Task to complete -
Repeat, without any change, the entries presented below.

(Extracted records)
::::

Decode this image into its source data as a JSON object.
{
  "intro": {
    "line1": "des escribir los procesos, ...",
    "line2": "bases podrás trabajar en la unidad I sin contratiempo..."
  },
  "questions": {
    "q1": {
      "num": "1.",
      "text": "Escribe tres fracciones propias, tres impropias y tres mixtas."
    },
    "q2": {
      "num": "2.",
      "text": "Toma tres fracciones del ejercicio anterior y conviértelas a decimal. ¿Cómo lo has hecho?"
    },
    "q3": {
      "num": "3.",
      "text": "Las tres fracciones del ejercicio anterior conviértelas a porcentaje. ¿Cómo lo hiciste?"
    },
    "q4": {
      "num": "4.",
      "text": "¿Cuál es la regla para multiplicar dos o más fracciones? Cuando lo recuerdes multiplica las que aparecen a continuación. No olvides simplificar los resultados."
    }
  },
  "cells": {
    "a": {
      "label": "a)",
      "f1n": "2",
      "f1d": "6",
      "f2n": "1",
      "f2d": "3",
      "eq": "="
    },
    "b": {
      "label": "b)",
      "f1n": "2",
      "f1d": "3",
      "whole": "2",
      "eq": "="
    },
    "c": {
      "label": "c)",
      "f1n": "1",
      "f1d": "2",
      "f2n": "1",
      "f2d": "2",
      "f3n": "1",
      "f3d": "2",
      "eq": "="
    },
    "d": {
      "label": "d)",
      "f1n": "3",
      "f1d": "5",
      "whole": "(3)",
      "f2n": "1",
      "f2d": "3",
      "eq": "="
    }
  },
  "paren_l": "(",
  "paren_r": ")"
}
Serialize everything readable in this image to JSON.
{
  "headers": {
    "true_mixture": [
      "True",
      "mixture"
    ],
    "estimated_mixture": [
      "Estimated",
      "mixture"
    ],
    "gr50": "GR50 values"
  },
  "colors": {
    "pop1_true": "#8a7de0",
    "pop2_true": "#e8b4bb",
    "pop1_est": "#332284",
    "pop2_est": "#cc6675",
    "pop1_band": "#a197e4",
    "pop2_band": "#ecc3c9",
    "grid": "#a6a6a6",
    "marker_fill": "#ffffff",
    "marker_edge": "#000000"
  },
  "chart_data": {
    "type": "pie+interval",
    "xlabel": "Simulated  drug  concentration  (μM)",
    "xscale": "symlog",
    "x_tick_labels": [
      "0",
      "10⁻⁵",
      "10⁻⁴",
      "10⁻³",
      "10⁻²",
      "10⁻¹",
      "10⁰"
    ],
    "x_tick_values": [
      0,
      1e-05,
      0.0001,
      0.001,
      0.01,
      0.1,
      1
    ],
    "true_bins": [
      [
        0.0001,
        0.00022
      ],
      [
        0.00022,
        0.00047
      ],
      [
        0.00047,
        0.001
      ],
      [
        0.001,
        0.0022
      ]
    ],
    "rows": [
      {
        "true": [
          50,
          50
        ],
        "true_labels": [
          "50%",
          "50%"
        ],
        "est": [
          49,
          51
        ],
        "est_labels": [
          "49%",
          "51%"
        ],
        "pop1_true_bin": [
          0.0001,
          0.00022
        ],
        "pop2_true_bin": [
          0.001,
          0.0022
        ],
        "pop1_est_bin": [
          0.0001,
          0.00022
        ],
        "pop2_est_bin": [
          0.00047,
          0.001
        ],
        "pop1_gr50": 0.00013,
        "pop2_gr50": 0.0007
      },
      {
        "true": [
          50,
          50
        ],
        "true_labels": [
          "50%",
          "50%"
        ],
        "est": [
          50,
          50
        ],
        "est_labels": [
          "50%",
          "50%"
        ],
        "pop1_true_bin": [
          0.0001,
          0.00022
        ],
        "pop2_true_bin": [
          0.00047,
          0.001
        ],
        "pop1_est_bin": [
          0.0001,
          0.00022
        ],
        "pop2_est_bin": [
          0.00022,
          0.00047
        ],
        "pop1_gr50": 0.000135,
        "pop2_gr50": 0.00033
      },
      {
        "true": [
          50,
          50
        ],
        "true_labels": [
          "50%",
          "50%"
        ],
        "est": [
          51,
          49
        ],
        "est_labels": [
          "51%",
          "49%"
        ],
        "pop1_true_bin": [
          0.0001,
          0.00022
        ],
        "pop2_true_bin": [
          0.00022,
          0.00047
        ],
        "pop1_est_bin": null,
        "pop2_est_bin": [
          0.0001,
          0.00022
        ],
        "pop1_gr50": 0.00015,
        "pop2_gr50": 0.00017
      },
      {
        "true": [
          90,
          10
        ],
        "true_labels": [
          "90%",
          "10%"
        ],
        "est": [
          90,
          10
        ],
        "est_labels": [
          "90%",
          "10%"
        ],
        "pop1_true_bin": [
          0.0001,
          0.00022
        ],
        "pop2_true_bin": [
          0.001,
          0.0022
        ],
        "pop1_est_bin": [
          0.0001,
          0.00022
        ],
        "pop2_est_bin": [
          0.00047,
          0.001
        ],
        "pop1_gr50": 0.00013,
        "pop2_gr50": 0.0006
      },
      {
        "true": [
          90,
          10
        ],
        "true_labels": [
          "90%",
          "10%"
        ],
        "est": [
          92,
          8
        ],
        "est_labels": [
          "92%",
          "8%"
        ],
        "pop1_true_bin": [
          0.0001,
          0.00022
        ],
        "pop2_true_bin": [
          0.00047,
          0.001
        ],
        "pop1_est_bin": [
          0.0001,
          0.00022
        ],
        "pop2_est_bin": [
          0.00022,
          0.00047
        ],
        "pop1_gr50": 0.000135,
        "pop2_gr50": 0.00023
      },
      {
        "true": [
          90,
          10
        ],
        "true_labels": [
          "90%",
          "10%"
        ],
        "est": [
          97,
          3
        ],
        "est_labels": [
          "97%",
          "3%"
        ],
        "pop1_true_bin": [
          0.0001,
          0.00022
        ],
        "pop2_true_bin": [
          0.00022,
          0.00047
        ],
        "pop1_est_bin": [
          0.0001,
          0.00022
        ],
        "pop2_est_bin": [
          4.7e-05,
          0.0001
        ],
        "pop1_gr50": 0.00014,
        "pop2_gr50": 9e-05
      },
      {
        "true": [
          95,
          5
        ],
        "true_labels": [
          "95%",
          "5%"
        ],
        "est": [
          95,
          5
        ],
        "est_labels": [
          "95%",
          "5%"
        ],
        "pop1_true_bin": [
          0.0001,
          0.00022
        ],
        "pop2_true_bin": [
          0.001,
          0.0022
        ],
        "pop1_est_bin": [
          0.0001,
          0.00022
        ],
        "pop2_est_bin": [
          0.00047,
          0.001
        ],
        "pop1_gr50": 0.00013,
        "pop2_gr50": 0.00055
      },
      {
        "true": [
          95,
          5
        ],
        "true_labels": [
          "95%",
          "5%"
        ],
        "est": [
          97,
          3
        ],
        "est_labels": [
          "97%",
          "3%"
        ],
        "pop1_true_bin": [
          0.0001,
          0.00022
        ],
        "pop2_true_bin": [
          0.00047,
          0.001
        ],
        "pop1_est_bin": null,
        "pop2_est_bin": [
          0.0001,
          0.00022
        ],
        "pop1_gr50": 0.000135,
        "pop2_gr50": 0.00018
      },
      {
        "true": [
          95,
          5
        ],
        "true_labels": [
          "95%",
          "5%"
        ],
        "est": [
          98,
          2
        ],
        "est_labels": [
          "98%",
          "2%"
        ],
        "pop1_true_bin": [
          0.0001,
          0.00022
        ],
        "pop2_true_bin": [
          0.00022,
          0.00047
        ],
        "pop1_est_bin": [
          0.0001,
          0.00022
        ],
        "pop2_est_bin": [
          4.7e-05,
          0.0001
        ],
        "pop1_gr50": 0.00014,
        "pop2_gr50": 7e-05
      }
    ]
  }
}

::::

Solution for this task -
Decode this image into its source data as a JSON object.
{
  "intro": {
    "line1": "des escribir los procesos, ...",
    "line2": "bases podrás trabajar en la unidad I sin contratiempo..."
  },
  "questions": {
    "q1": {
      "num": "1.",
      "text": "Escribe tres fracciones propias, tres impropias y tres mixtas."
    },
    "q2": {
      "num": "2.",
      "text": "Toma tres fracciones del ejercicio anterior y conviértelas a decimal. ¿Cómo lo has hecho?"
    },
    "q3": {
      "num": "3.",
      "text": "Las tres fracciones del ejercicio anterior conviértelas a porcentaje. ¿Cómo lo hiciste?"
    },
    "q4": {
      "num": "4.",
      "text": "¿Cuál es la regla para multiplicar dos o más fracciones? Cuando lo recuerdes multiplica las que aparecen a continuación. No olvides simplificar los resultados."
    }
  },
  "cells": {
    "a": {
      "label": "a)",
      "f1n": "2",
      "f1d": "6",
      "f2n": "1",
      "f2d": "3",
      "eq": "="
    },
    "b": {
      "label": "b)",
      "f1n": "2",
      "f1d": "3",
      "whole": "2",
      "eq": "="
    },
    "c": {
      "label": "c)",
      "f1n": "1",
      "f1d": "2",
      "f2n": "1",
      "f2d": "2",
      "f3n": "1",
      "f3d": "2",
      "eq": "="
    },
    "d": {
      "label": "d)",
      "f1n": "3",
      "f1d": "5",
      "whole": "(3)",
      "f2n": "1",
      "f2d": "3",
      "eq": "="
    }
  },
  "paren_l": "(",
  "paren_r": ")"
}
Serialize everything readable in this image to JSON.
{
  "headers": {
    "true_mixture": [
      "True",
      "mixture"
    ],
    "estimated_mixture": [
      "Estimated",
      "mixture"
    ],
    "gr50": "GR50 values"
  },
  "colors": {
    "pop1_true": "#8a7de0",
    "pop2_true": "#e8b4bb",
    "pop1_est": "#332284",
    "pop2_est": "#cc6675",
    "pop1_band": "#a197e4",
    "pop2_band": "#ecc3c9",
    "grid": "#a6a6a6",
    "marker_fill": "#ffffff",
    "marker_edge": "#000000"
  },
  "chart_data": {
    "type": "pie+interval",
    "xlabel": "Simulated  drug  concentration  (μM)",
    "xscale": "symlog",
    "x_tick_labels": [
      "0",
      "10⁻⁵",
      "10⁻⁴",
      "10⁻³",
      "10⁻²",
      "10⁻¹",
      "10⁰"
    ],
    "x_tick_values": [
      0,
      1e-05,
      0.0001,
      0.001,
      0.01,
      0.1,
      1
    ],
    "true_bins": [
      [
        0.0001,
        0.00022
      ],
      [
        0.00022,
        0.00047
      ],
      [
        0.00047,
        0.001
      ],
      [
        0.001,
        0.0022
      ]
    ],
    "rows": [
      {
        "true": [
          50,
          50
        ],
        "true_labels": [
          "50%",
          "50%"
        ],
        "est": [
          49,
          51
        ],
        "est_labels": [
          "49%",
          "51%"
        ],
        "pop1_true_bin": [
          0.0001,
          0.00022
        ],
        "pop2_true_bin": [
          0.001,
          0.0022
        ],
        "pop1_est_bin": [
          0.0001,
          0.00022
        ],
        "pop2_est_bin": [
          0.00047,
          0.001
        ],
        "pop1_gr50": 0.00013,
        "pop2_gr50": 0.0007
      },
      {
        "true": [
          50,
          50
        ],
        "true_labels": [
          "50%",
          "50%"
        ],
        "est": [
          50,
          50
        ],
        "est_labels": [
          "50%",
          "50%"
        ],
        "pop1_true_bin": [
          0.0001,
          0.00022
        ],
        "pop2_true_bin": [
          0.00047,
          0.001
        ],
        "pop1_est_bin": [
          0.0001,
          0.00022
        ],
        "pop2_est_bin": [
          0.00022,
          0.00047
        ],
        "pop1_gr50": 0.000135,
        "pop2_gr50": 0.00033
      },
      {
        "true": [
          50,
          50
        ],
        "true_labels": [
          "50%",
          "50%"
        ],
        "est": [
          51,
          49
        ],
        "est_labels": [
          "51%",
          "49%"
        ],
        "pop1_true_bin": [
          0.0001,
          0.00022
        ],
        "pop2_true_bin": [
          0.00022,
          0.00047
        ],
        "pop1_est_bin": null,
        "pop2_est_bin": [
          0.0001,
          0.00022
        ],
        "pop1_gr50": 0.00015,
        "pop2_gr50": 0.00017
      },
      {
        "true": [
          90,
          10
        ],
        "true_labels": [
          "90%",
          "10%"
        ],
        "est": [
          90,
          10
        ],
        "est_labels": [
          "90%",
          "10%"
        ],
        "pop1_true_bin": [
          0.0001,
          0.00022
        ],
        "pop2_true_bin": [
          0.001,
          0.0022
        ],
        "pop1_est_bin": [
          0.0001,
          0.00022
        ],
        "pop2_est_bin": [
          0.00047,
          0.001
        ],
        "pop1_gr50": 0.00013,
        "pop2_gr50": 0.0006
      },
      {
        "true": [
          90,
          10
        ],
        "true_labels": [
          "90%",
          "10%"
        ],
        "est": [
          92,
          8
        ],
        "est_labels": [
          "92%",
          "8%"
        ],
        "pop1_true_bin": [
          0.0001,
          0.00022
        ],
        "pop2_true_bin": [
          0.00047,
          0.001
        ],
        "pop1_est_bin": [
          0.0001,
          0.00022
        ],
        "pop2_est_bin": [
          0.00022,
          0.00047
        ],
        "pop1_gr50": 0.000135,
        "pop2_gr50": 0.00023
      },
      {
        "true": [
          90,
          10
        ],
        "true_labels": [
          "90%",
          "10%"
        ],
        "est": [
          97,
          3
        ],
        "est_labels": [
          "97%",
          "3%"
        ],
        "pop1_true_bin": [
          0.0001,
          0.00022
        ],
        "pop2_true_bin": [
          0.00022,
          0.00047
        ],
        "pop1_est_bin": [
          0.0001,
          0.00022
        ],
        "pop2_est_bin": [
          4.7e-05,
          0.0001
        ],
        "pop1_gr50": 0.00014,
        "pop2_gr50": 9e-05
      },
      {
        "true": [
          95,
          5
        ],
        "true_labels": [
          "95%",
          "5%"
        ],
        "est": [
          95,
          5
        ],
        "est_labels": [
          "95%",
          "5%"
        ],
        "pop1_true_bin": [
          0.0001,
          0.00022
        ],
        "pop2_true_bin": [
          0.001,
          0.0022
        ],
        "pop1_est_bin": [
          0.0001,
          0.00022
        ],
        "pop2_est_bin": [
          0.00047,
          0.001
        ],
        "pop1_gr50": 0.00013,
        "pop2_gr50": 0.00055
      },
      {
        "true": [
          95,
          5
        ],
        "true_labels": [
          "95%",
          "5%"
        ],
        "est": [
          97,
          3
        ],
        "est_labels": [
          "97%",
          "3%"
        ],
        "pop1_true_bin": [
          0.0001,
          0.00022
        ],
        "pop2_true_bin": [
          0.00047,
          0.001
        ],
        "pop1_est_bin": null,
        "pop2_est_bin": [
          0.0001,
          0.00022
        ],
        "pop1_gr50": 0.000135,
        "pop2_gr50": 0.00018
      },
      {
        "true": [
          95,
          5
        ],
        "true_labels": [
          "95%",
          "5%"
        ],
        "est": [
          98,
          2
        ],
        "est_labels": [
          "98%",
          "2%"
        ],
        "pop1_true_bin": [
          0.0001,
          0.00022
        ],
        "pop2_true_bin": [
          0.00022,
          0.00047
        ],
        "pop1_est_bin": [
          0.0001,
          0.00022
        ],
        "pop2_est_bin": [
          4.7e-05,
          0.0001
        ],
        "pop1_gr50": 0.00014,
        "pop2_gr50": 7e-05
      }
    ]
  }
}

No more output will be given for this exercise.